**AIM OF THE TASK**.
Scan the data beneath this task and copy each line that includes "technicians".
------------------------------------
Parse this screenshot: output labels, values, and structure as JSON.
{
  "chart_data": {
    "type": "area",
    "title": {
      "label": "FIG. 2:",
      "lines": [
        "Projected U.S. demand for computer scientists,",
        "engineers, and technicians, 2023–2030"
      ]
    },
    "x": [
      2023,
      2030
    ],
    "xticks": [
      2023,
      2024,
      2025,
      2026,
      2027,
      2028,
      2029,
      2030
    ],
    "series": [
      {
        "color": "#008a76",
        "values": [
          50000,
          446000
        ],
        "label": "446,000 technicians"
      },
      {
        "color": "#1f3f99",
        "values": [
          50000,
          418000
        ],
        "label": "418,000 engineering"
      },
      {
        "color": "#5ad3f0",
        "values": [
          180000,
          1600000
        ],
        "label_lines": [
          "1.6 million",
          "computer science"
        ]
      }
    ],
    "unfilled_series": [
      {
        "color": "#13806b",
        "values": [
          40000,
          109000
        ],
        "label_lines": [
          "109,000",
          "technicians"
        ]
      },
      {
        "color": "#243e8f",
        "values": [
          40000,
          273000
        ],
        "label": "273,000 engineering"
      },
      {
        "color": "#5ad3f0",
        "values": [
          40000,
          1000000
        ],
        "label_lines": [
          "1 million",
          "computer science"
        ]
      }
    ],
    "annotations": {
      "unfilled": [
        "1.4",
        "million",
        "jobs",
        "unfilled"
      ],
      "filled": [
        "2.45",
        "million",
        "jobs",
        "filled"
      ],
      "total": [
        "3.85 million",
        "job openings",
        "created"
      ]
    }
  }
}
------------------------------------
**RESULT OF THIS EXERCISE**.
        "engineers, and technicians, 2023–2030"
        "label": "446,000 technicians"
          "technicians"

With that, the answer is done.